__PROBLEM TO SOLVE__
What follows are records. Restate all of them word for word.

(Source records)
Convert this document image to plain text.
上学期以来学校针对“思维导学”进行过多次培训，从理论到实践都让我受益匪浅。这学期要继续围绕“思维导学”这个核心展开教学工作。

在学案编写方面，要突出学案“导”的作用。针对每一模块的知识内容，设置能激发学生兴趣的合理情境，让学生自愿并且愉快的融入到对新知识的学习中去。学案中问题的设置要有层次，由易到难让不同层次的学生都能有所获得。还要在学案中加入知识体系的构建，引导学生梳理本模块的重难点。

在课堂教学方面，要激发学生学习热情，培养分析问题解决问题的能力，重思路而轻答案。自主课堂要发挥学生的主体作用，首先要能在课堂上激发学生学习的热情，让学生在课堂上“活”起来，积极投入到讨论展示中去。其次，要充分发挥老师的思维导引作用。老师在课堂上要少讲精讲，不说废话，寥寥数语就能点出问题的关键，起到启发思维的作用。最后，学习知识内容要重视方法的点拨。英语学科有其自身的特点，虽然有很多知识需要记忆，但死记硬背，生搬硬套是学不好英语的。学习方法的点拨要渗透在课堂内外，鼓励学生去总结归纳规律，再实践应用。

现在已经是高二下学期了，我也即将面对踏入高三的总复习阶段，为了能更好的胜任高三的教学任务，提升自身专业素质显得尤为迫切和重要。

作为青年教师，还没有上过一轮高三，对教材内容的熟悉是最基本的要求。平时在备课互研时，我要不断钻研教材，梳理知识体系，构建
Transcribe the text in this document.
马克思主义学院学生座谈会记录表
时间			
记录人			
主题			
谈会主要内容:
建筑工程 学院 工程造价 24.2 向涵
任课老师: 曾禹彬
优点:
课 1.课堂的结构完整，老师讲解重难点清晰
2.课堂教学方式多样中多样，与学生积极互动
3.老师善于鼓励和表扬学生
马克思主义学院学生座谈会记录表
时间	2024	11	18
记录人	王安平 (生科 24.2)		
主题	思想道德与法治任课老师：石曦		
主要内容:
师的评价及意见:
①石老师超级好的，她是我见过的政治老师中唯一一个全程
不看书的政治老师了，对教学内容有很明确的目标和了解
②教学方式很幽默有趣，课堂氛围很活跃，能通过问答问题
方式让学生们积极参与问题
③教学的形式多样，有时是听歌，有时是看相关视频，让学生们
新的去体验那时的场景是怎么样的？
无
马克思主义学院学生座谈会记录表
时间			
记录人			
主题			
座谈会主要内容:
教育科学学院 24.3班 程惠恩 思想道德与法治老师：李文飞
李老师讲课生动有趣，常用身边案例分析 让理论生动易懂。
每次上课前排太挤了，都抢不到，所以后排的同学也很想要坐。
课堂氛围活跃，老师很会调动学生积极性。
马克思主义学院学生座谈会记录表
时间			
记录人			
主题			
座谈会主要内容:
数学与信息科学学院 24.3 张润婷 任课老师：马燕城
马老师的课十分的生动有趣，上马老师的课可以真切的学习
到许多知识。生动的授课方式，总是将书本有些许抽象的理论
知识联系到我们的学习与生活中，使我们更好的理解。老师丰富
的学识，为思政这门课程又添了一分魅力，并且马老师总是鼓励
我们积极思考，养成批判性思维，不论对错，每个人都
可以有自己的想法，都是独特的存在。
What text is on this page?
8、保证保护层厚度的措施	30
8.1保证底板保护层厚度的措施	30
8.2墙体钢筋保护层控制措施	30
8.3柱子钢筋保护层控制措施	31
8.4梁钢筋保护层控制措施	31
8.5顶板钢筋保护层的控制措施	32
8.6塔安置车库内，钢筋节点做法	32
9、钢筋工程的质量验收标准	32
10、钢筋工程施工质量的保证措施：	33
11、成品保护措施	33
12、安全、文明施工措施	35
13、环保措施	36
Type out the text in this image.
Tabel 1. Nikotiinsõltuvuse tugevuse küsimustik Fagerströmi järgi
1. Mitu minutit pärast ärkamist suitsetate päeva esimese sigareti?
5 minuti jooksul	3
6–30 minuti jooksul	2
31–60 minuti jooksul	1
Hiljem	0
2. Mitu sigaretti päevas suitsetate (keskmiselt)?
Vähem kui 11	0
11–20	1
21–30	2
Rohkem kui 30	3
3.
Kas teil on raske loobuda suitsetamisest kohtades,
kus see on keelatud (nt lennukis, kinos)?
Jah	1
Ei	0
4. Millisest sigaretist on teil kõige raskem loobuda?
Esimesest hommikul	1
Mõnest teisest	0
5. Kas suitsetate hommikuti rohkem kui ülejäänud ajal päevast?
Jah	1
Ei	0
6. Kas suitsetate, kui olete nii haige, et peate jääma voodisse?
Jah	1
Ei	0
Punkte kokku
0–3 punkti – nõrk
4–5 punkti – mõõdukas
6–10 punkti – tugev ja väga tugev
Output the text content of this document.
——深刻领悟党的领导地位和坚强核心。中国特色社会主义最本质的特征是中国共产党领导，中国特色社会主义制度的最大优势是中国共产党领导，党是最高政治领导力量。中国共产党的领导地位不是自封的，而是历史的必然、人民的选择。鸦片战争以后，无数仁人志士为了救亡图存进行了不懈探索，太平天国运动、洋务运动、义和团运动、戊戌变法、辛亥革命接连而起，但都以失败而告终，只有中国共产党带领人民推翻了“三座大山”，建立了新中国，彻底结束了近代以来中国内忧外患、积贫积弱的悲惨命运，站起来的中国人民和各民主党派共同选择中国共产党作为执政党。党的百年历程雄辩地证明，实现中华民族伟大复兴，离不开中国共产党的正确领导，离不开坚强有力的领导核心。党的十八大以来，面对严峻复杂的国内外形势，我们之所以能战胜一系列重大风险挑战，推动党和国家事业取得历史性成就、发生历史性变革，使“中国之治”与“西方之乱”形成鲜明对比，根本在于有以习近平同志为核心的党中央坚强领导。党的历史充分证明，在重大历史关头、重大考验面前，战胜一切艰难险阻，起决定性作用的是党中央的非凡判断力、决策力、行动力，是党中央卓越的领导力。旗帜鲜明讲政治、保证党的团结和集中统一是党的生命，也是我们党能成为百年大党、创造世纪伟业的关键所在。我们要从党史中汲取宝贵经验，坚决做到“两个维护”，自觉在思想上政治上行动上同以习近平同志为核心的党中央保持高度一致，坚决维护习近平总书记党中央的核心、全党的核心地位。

__RESPONSE TO THE TASK__
Convert this document image to plain text.
上学期以来学校针对“思维导学”进行过多次培训，从理论到实践都让我受益匪浅。这学期要继续围绕“思维导学”这个核心展开教学工作。

在学案编写方面，要突出学案“导”的作用。针对每一模块的知识内容，设置能激发学生兴趣的合理情境，让学生自愿并且愉快的融入到对新知识的学习中去。学案中问题的设置要有层次，由易到难让不同层次的学生都能有所获得。还要在学案中加入知识体系的构建，引导学生梳理本模块的重难点。

在课堂教学方面，要激发学生学习热情，培养分析问题解决问题的能力，重思路而轻答案。自主课堂要发挥学生的主体作用，首先要能在课堂上激发学生学习的热情，让学生在课堂上“活”起来，积极投入到讨论展示中去。其次，要充分发挥老师的思维导引作用。老师在课堂上要少讲精讲，不说废话，寥寥数语就能点出问题的关键，起到启发思维的作用。最后，学习知识内容要重视方法的点拨。英语学科有其自身的特点，虽然有很多知识需要记忆，但死记硬背，生搬硬套是学不好英语的。学习方法的点拨要渗透在课堂内外，鼓励学生去总结归纳规律，再实践应用。

现在已经是高二下学期了，我也即将面对踏入高三的总复习阶段，为了能更好的胜任高三的教学任务，提升自身专业素质显得尤为迫切和重要。

作为青年教师，还没有上过一轮高三，对教材内容的熟悉是最基本的要求。平时在备课互研时，我要不断钻研教材，梳理知识体系，构建
Transcribe the text in this document.
马克思主义学院学生座谈会记录表
时间			
记录人			
主题			
谈会主要内容:
建筑工程 学院 工程造价 24.2 向涵
任课老师: 曾禹彬
优点:
课 1.课堂的结构完整，老师讲解重难点清晰
2.课堂教学方式多样中多样，与学生积极互动
3.老师善于鼓励和表扬学生
马克思主义学院学生座谈会记录表
时间	2024	11	18
记录人	王安平 (生科 24.2)		
主题	思想道德与法治任课老师：石曦		
主要内容:
师的评价及意见:
①石老师超级好的，她是我见过的政治老师中唯一一个全程
不看书的政治老师了，对教学内容有很明确的目标和了解
②教学方式很幽默有趣，课堂氛围很活跃，能通过问答问题
方式让学生们积极参与问题
③教学的形式多样，有时是听歌，有时是看相关视频，让学生们
新的去体验那时的场景是怎么样的？
无
马克思主义学院学生座谈会记录表
时间			
记录人			
主题			
座谈会主要内容:
教育科学学院 24.3班 程惠恩 思想道德与法治老师：李文飞
李老师讲课生动有趣，常用身边案例分析 让理论生动易懂。
每次上课前排太挤了，都抢不到，所以后排的同学也很想要坐。
课堂氛围活跃，老师很会调动学生积极性。
马克思主义学院学生座谈会记录表
时间			
记录人			
主题			
座谈会主要内容:
数学与信息科学学院 24.3 张润婷 任课老师：马燕城
马老师的课十分的生动有趣，上马老师的课可以真切的学习
到许多知识。生动的授课方式，总是将书本有些许抽象的理论
知识联系到我们的学习与生活中，使我们更好的理解。老师丰富
的学识，为思政这门课程又添了一分魅力，并且马老师总是鼓励
我们积极思考，养成批判性思维，不论对错，每个人都
可以有自己的想法，都是独特的存在。
What text is on this page?
8、保证保护层厚度的措施	30
8.1保证底板保护层厚度的措施	30
8.2墙体钢筋保护层控制措施	30
8.3柱子钢筋保护层控制措施	31
8.4梁钢筋保护层控制措施	31
8.5顶板钢筋保护层的控制措施	32
8.6塔安置车库内，钢筋节点做法	32
9、钢筋工程的质量验收标准	32
10、钢筋工程施工质量的保证措施：	33
11、成品保护措施	33
12、安全、文明施工措施	35
13、环保措施	36
Type out the text in this image.
Tabel 1. Nikotiinsõltuvuse tugevuse küsimustik Fagerströmi järgi
1. Mitu minutit pärast ärkamist suitsetate päeva esimese sigareti?
5 minuti jooksul	3
6–30 minuti jooksul	2
31–60 minuti jooksul	1
Hiljem	0
2. Mitu sigaretti päevas suitsetate (keskmiselt)?
Vähem kui 11	0
11–20	1
21–30	2
Rohkem kui 30	3
3.
Kas teil on raske loobuda suitsetamisest kohtades,
kus see on keelatud (nt lennukis, kinos)?
Jah	1
Ei	0
4. Millisest sigaretist on teil kõige raskem loobuda?
Esimesest hommikul	1
Mõnest teisest	0
5. Kas suitsetate hommikuti rohkem kui ülejäänud ajal päevast?
Jah	1
Ei	0
6. Kas suitsetate, kui olete nii haige, et peate jääma voodisse?
Jah	1
Ei	0
Punkte kokku
0–3 punkti – nõrk
4–5 punkti – mõõdukas
6–10 punkti – tugev ja väga tugev
Output the text content of this document.
——深刻领悟党的领导地位和坚强核心。中国特色社会主义最本质的特征是中国共产党领导，中国特色社会主义制度的最大优势是中国共产党领导，党是最高政治领导力量。中国共产党的领导地位不是自封的，而是历史的必然、人民的选择。鸦片战争以后，无数仁人志士为了救亡图存进行了不懈探索，太平天国运动、洋务运动、义和团运动、戊戌变法、辛亥革命接连而起，但都以失败而告终，只有中国共产党带领人民推翻了“三座大山”，建立了新中国，彻底结束了近代以来中国内忧外患、积贫积弱的悲惨命运，站起来的中国人民和各民主党派共同选择中国共产党作为执政党。党的百年历程雄辩地证明，实现中华民族伟大复兴，离不开中国共产党的正确领导，离不开坚强有力的领导核心。党的十八大以来，面对严峻复杂的国内外形势，我们之所以能战胜一系列重大风险挑战，推动党和国家事业取得历史性成就、发生历史性变革，使“中国之治”与“西方之乱”形成鲜明对比，根本在于有以习近平同志为核心的党中央坚强领导。党的历史充分证明，在重大历史关头、重大考验面前，战胜一切艰难险阻，起决定性作用的是党中央的非凡判断力、决策力、行动力，是党中央卓越的领导力。旗帜鲜明讲政治、保证党的团结和集中统一是党的生命，也是我们党能成为百年大党、创造世纪伟业的关键所在。我们要从党史中汲取宝贵经验，坚决做到“两个维护”，自觉在思想上政治上行动上同以习近平同志为核心的党中央保持高度一致，坚决维护习近平总书记党中央的核心、全党的核心地位。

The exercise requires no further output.